Isolate every line in the data with the string "label" and copy it.

Figure data in JSON:

= = =

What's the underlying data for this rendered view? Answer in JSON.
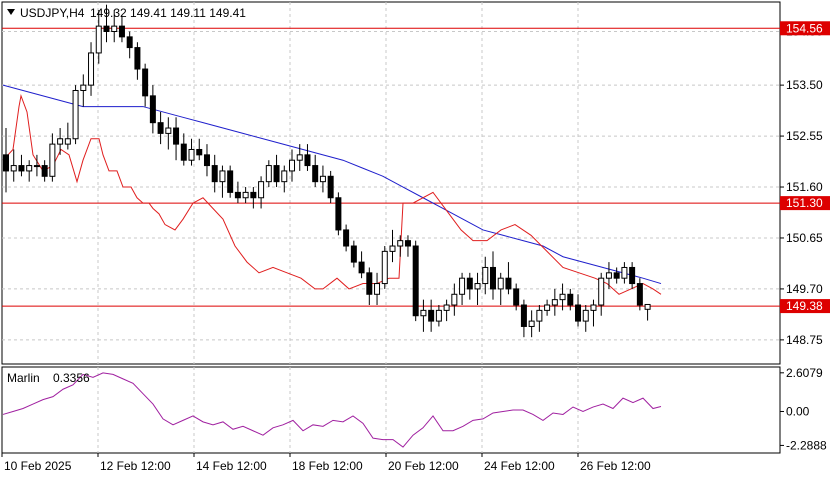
{
  "header": {
    "symbol": "USDJPY,H4",
    "ohlc": "149.32 149.41 149.11 149.41"
  },
  "indicator": {
    "name": "Marlin",
    "value": "0.3356"
  },
  "colors": {
    "background": "#ffffff",
    "frame": "#000000",
    "grid": "#c8c8c8",
    "candle": "#000000",
    "ma_fast": "#e01e1e",
    "ma_slow": "#1f1fcc",
    "oscillator": "#a020a0",
    "level": "#dd0000"
  },
  "chart_data": [
    {
      "type": "candlestick",
      "title": "USDJPY,H4",
      "ylim": [
        148.3,
        155.05
      ],
      "y_ticks": [
        "154.50",
        "153.50",
        "152.55",
        "151.60",
        "150.65",
        "149.70",
        "148.75"
      ],
      "x_ticks": [
        "10 Feb 2025",
        "12 Feb 12:00",
        "14 Feb 12:00",
        "18 Feb 12:00",
        "20 Feb 12:00",
        "24 Feb 12:00",
        "26 Feb 12:00"
      ],
      "levels": [
        {
          "value": 154.56,
          "label": "154.56"
        },
        {
          "value": 151.3,
          "label": "151.30"
        },
        {
          "value": 149.38,
          "label": "149.38"
        }
      ],
      "candles": [
        [
          152.2,
          152.7,
          151.5,
          151.9
        ],
        [
          151.9,
          152.3,
          151.7,
          152.0
        ],
        [
          152.0,
          152.2,
          151.8,
          151.9
        ],
        [
          151.9,
          152.1,
          151.7,
          152.0
        ],
        [
          152.0,
          152.2,
          151.8,
          152.0
        ],
        [
          152.0,
          152.1,
          151.7,
          151.8
        ],
        [
          151.8,
          152.6,
          151.7,
          152.4
        ],
        [
          152.4,
          152.7,
          152.2,
          152.5
        ],
        [
          152.4,
          152.8,
          152.3,
          152.5
        ],
        [
          152.5,
          153.5,
          152.4,
          153.4
        ],
        [
          153.4,
          153.7,
          153.1,
          153.5
        ],
        [
          153.5,
          154.3,
          153.3,
          154.1
        ],
        [
          154.1,
          154.9,
          153.9,
          154.6
        ],
        [
          154.6,
          155.0,
          154.3,
          154.5
        ],
        [
          154.5,
          154.9,
          154.3,
          154.6
        ],
        [
          154.6,
          154.8,
          154.3,
          154.4
        ],
        [
          154.4,
          154.5,
          154.0,
          154.2
        ],
        [
          154.2,
          154.3,
          153.6,
          153.8
        ],
        [
          153.8,
          153.9,
          153.1,
          153.3
        ],
        [
          153.3,
          153.5,
          152.6,
          152.8
        ],
        [
          152.8,
          153.0,
          152.4,
          152.6
        ],
        [
          152.6,
          152.9,
          152.3,
          152.7
        ],
        [
          152.7,
          152.9,
          152.1,
          152.4
        ],
        [
          152.4,
          152.6,
          152.0,
          152.1
        ],
        [
          152.1,
          152.5,
          152.0,
          152.3
        ],
        [
          152.3,
          152.5,
          152.1,
          152.2
        ],
        [
          152.2,
          152.4,
          151.8,
          152.0
        ],
        [
          152.0,
          152.2,
          151.5,
          151.7
        ],
        [
          151.7,
          152.0,
          151.4,
          151.9
        ],
        [
          151.9,
          152.0,
          151.4,
          151.5
        ],
        [
          151.5,
          151.7,
          151.3,
          151.4
        ],
        [
          151.4,
          151.6,
          151.3,
          151.5
        ],
        [
          151.5,
          151.6,
          151.2,
          151.4
        ],
        [
          151.4,
          151.8,
          151.2,
          151.7
        ],
        [
          151.7,
          152.1,
          151.6,
          152.0
        ],
        [
          152.0,
          152.2,
          151.6,
          151.7
        ],
        [
          151.7,
          152.0,
          151.5,
          151.9
        ],
        [
          151.9,
          152.3,
          151.7,
          152.1
        ],
        [
          152.1,
          152.4,
          151.9,
          152.2
        ],
        [
          152.2,
          152.4,
          151.9,
          152.0
        ],
        [
          152.0,
          152.2,
          151.6,
          151.7
        ],
        [
          151.7,
          152.0,
          151.5,
          151.8
        ],
        [
          151.8,
          151.9,
          151.3,
          151.4
        ],
        [
          151.4,
          151.5,
          150.7,
          150.8
        ],
        [
          150.8,
          150.9,
          150.4,
          150.5
        ],
        [
          150.5,
          150.6,
          150.1,
          150.2
        ],
        [
          150.2,
          150.4,
          149.9,
          150.0
        ],
        [
          150.0,
          150.1,
          149.4,
          149.6
        ],
        [
          149.6,
          150.0,
          149.4,
          149.8
        ],
        [
          149.8,
          150.5,
          149.7,
          150.4
        ],
        [
          150.4,
          150.8,
          150.2,
          150.5
        ],
        [
          150.5,
          150.7,
          150.3,
          150.6
        ],
        [
          150.6,
          150.7,
          150.3,
          150.5
        ],
        [
          150.5,
          150.6,
          149.1,
          149.2
        ],
        [
          149.2,
          149.5,
          148.9,
          149.3
        ],
        [
          149.3,
          149.5,
          148.9,
          149.1
        ],
        [
          149.1,
          149.4,
          149.0,
          149.3
        ],
        [
          149.3,
          149.5,
          149.1,
          149.4
        ],
        [
          149.4,
          149.8,
          149.2,
          149.6
        ],
        [
          149.6,
          150.0,
          149.4,
          149.9
        ],
        [
          149.9,
          150.0,
          149.5,
          149.7
        ],
        [
          149.7,
          150.0,
          149.4,
          149.8
        ],
        [
          149.8,
          150.3,
          149.6,
          150.1
        ],
        [
          150.1,
          150.4,
          149.5,
          149.7
        ],
        [
          149.7,
          150.0,
          149.4,
          149.9
        ],
        [
          149.9,
          150.2,
          149.6,
          149.7
        ],
        [
          149.7,
          149.8,
          149.3,
          149.4
        ],
        [
          149.4,
          149.5,
          148.8,
          149.0
        ],
        [
          149.0,
          149.3,
          148.8,
          149.1
        ],
        [
          149.1,
          149.4,
          148.9,
          149.3
        ],
        [
          149.3,
          149.5,
          149.2,
          149.4
        ],
        [
          149.4,
          149.7,
          149.2,
          149.5
        ],
        [
          149.5,
          149.8,
          149.3,
          149.6
        ],
        [
          149.6,
          149.7,
          149.3,
          149.4
        ],
        [
          149.4,
          149.6,
          149.0,
          149.1
        ],
        [
          149.1,
          149.4,
          148.9,
          149.3
        ],
        [
          149.3,
          149.5,
          149.0,
          149.4
        ],
        [
          149.4,
          150.0,
          149.2,
          149.9
        ],
        [
          149.9,
          150.2,
          149.7,
          150.0
        ],
        [
          150.0,
          150.1,
          149.8,
          149.9
        ],
        [
          149.9,
          150.2,
          149.8,
          150.1
        ],
        [
          150.1,
          150.2,
          149.7,
          149.8
        ],
        [
          149.8,
          149.9,
          149.3,
          149.4
        ],
        [
          149.32,
          149.41,
          149.11,
          149.41
        ]
      ],
      "ma_fast": [
        [
          0,
          152.1
        ],
        [
          10,
          152.3
        ],
        [
          16,
          153.1
        ],
        [
          18,
          153.3
        ],
        [
          24,
          153.0
        ],
        [
          30,
          152.2
        ],
        [
          40,
          151.9
        ],
        [
          50,
          152.0
        ],
        [
          58,
          152.3
        ],
        [
          66,
          152.2
        ],
        [
          74,
          151.7
        ],
        [
          80,
          152.1
        ],
        [
          88,
          152.5
        ],
        [
          96,
          152.5
        ],
        [
          100,
          152.2
        ],
        [
          106,
          151.9
        ],
        [
          114,
          151.9
        ],
        [
          120,
          151.6
        ],
        [
          128,
          151.6
        ],
        [
          134,
          151.4
        ],
        [
          140,
          151.3
        ],
        [
          146,
          151.3
        ],
        [
          150,
          151.2
        ],
        [
          156,
          151.1
        ],
        [
          162,
          150.9
        ],
        [
          172,
          150.8
        ],
        [
          180,
          151.0
        ],
        [
          190,
          151.3
        ],
        [
          200,
          151.4
        ],
        [
          210,
          151.2
        ],
        [
          220,
          151.0
        ],
        [
          232,
          150.5
        ],
        [
          244,
          150.2
        ],
        [
          256,
          150.0
        ],
        [
          270,
          150.1
        ],
        [
          284,
          150.0
        ],
        [
          298,
          149.9
        ],
        [
          312,
          149.7
        ],
        [
          320,
          149.7
        ],
        [
          334,
          149.9
        ],
        [
          346,
          149.7
        ],
        [
          360,
          149.8
        ],
        [
          374,
          149.8
        ],
        [
          386,
          149.9
        ],
        [
          396,
          149.9
        ],
        [
          400,
          151.3
        ],
        [
          410,
          151.3
        ],
        [
          430,
          151.5
        ],
        [
          446,
          151.1
        ],
        [
          458,
          150.8
        ],
        [
          470,
          150.6
        ],
        [
          484,
          150.6
        ],
        [
          498,
          150.8
        ],
        [
          512,
          150.9
        ],
        [
          528,
          150.7
        ],
        [
          544,
          150.4
        ],
        [
          560,
          150.1
        ],
        [
          576,
          150.0
        ],
        [
          592,
          149.9
        ],
        [
          604,
          149.8
        ],
        [
          616,
          149.6
        ],
        [
          628,
          149.7
        ],
        [
          640,
          149.8
        ],
        [
          650,
          149.7
        ],
        [
          658,
          149.6
        ]
      ],
      "ma_slow": [
        [
          0,
          153.5
        ],
        [
          20,
          153.4
        ],
        [
          40,
          153.3
        ],
        [
          60,
          153.2
        ],
        [
          80,
          153.1
        ],
        [
          100,
          153.1
        ],
        [
          120,
          153.1
        ],
        [
          140,
          153.1
        ],
        [
          160,
          153.0
        ],
        [
          180,
          152.9
        ],
        [
          200,
          152.8
        ],
        [
          220,
          152.7
        ],
        [
          240,
          152.6
        ],
        [
          260,
          152.5
        ],
        [
          280,
          152.4
        ],
        [
          300,
          152.3
        ],
        [
          320,
          152.2
        ],
        [
          340,
          152.1
        ],
        [
          360,
          151.95
        ],
        [
          380,
          151.8
        ],
        [
          400,
          151.6
        ],
        [
          420,
          151.4
        ],
        [
          440,
          151.2
        ],
        [
          460,
          151.0
        ],
        [
          480,
          150.8
        ],
        [
          500,
          150.7
        ],
        [
          520,
          150.6
        ],
        [
          540,
          150.5
        ],
        [
          560,
          150.3
        ],
        [
          580,
          150.2
        ],
        [
          600,
          150.1
        ],
        [
          620,
          150.0
        ],
        [
          640,
          149.9
        ],
        [
          658,
          149.8
        ]
      ],
      "candle_x0": 6,
      "candle_dx": 7.73
    },
    {
      "type": "line",
      "title": "Marlin 0.3356",
      "ylim": [
        -2.8,
        3.0
      ],
      "y_ticks": [
        "2.6079",
        "0.00",
        "-2.2888"
      ],
      "x": [
        0,
        10,
        20,
        30,
        40,
        50,
        60,
        70,
        80,
        90,
        100,
        110,
        120,
        130,
        140,
        150,
        160,
        170,
        180,
        190,
        200,
        210,
        220,
        230,
        240,
        250,
        260,
        270,
        280,
        290,
        300,
        310,
        320,
        330,
        340,
        350,
        360,
        370,
        380,
        390,
        400,
        410,
        420,
        430,
        440,
        450,
        460,
        470,
        480,
        490,
        500,
        510,
        520,
        530,
        540,
        550,
        560,
        570,
        580,
        590,
        600,
        610,
        620,
        630,
        640,
        650,
        658
      ],
      "values": [
        -0.2,
        0.0,
        0.2,
        0.5,
        0.8,
        1.0,
        1.5,
        1.8,
        2.5,
        2.3,
        2.6,
        2.5,
        2.2,
        1.9,
        1.2,
        0.5,
        -0.5,
        -0.9,
        -0.6,
        -0.3,
        -0.7,
        -0.9,
        -0.7,
        -1.2,
        -1.0,
        -1.3,
        -1.6,
        -1.1,
        -0.9,
        -0.6,
        -1.3,
        -0.9,
        -1.0,
        -0.6,
        -0.7,
        -0.3,
        -0.8,
        -1.8,
        -1.9,
        -1.9,
        -2.4,
        -1.6,
        -1.1,
        -0.3,
        -1.3,
        -1.3,
        -1.0,
        -0.6,
        -0.5,
        -0.1,
        0.0,
        0.1,
        0.1,
        -0.2,
        -0.6,
        -0.1,
        -0.2,
        0.3,
        0.0,
        0.3,
        0.5,
        0.2,
        0.9,
        0.6,
        0.9,
        0.2,
        0.3356
      ]
    }
  ]
}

= = =

■ **SOLUTION**:
          "label": "154.56"
          "label": "151.30"
          "label": "149.38"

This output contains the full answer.